▶ _WORK TO COMPLETE_
Output the full listing below exactly as it reads, and skip anything that is a picture.

▶ _AVAILABLE RECORDS_
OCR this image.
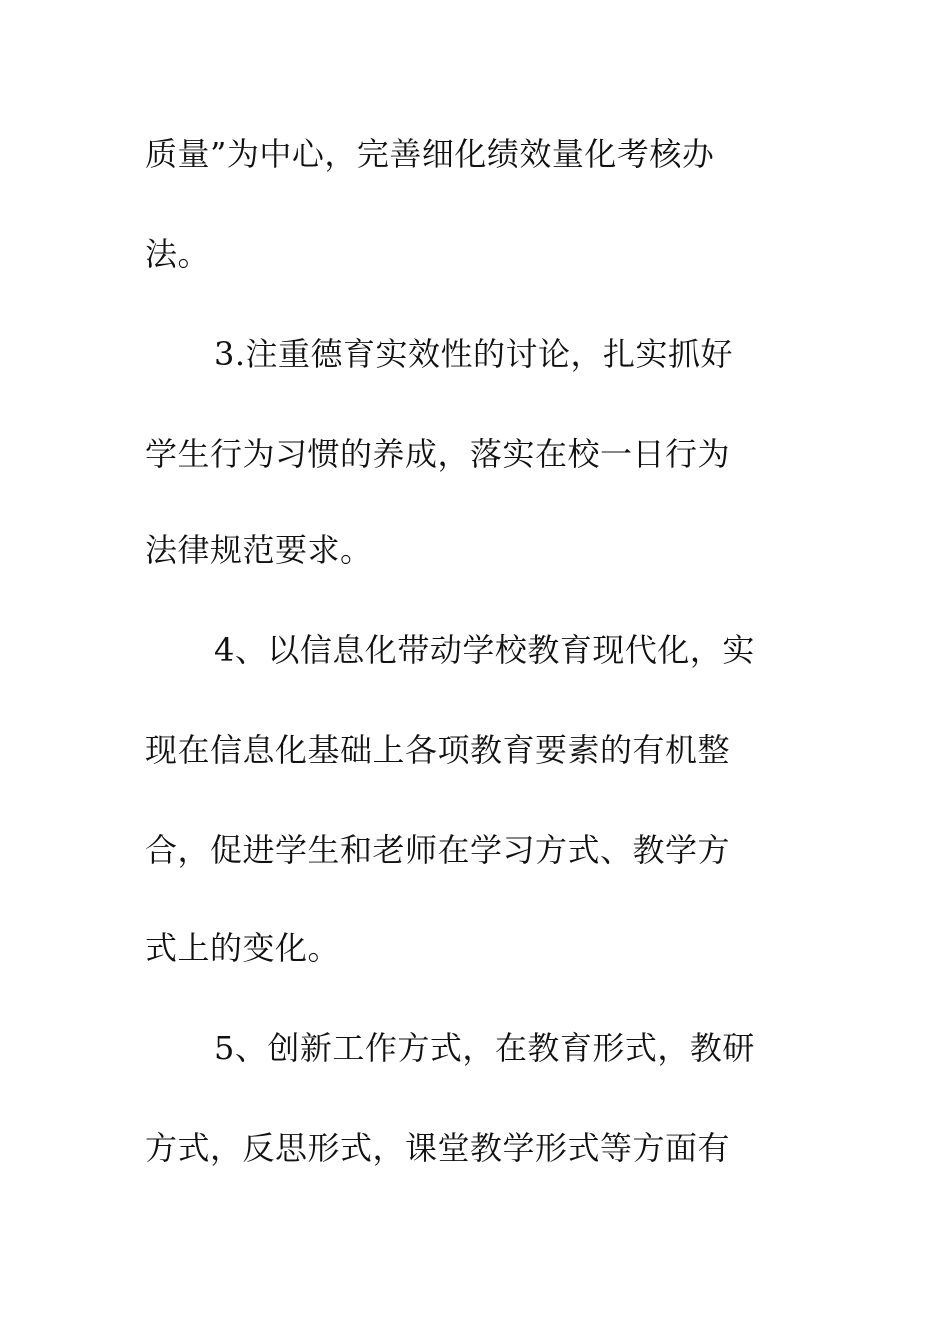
质量”为中心，完善细化绩效量化考核办
法。
3.注重德育实效性的讨论，扎实抓好
学生行为习惯的养成，落实在校一日行为
法律规范要求。
4、以信息化带动学校教育现代化，实
现在信息化基础上各项教育要素的有机整
合，促进学生和老师在学习方式、教学方
式上的变化。
5、创新工作方式，在教育形式，教研
方式，反思形式，课堂教学形式等方面有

▶ _FULL RESPONSE_
OCR this image.
质量”为中心，完善细化绩效量化考核办
法。
3.注重德育实效性的讨论，扎实抓好
学生行为习惯的养成，落实在校一日行为
法律规范要求。
4、以信息化带动学校教育现代化，实
现在信息化基础上各项教育要素的有机整
合，促进学生和老师在学习方式、教学方
式上的变化。
5、创新工作方式，在教育形式，教研
方式，反思形式，课堂教学形式等方面有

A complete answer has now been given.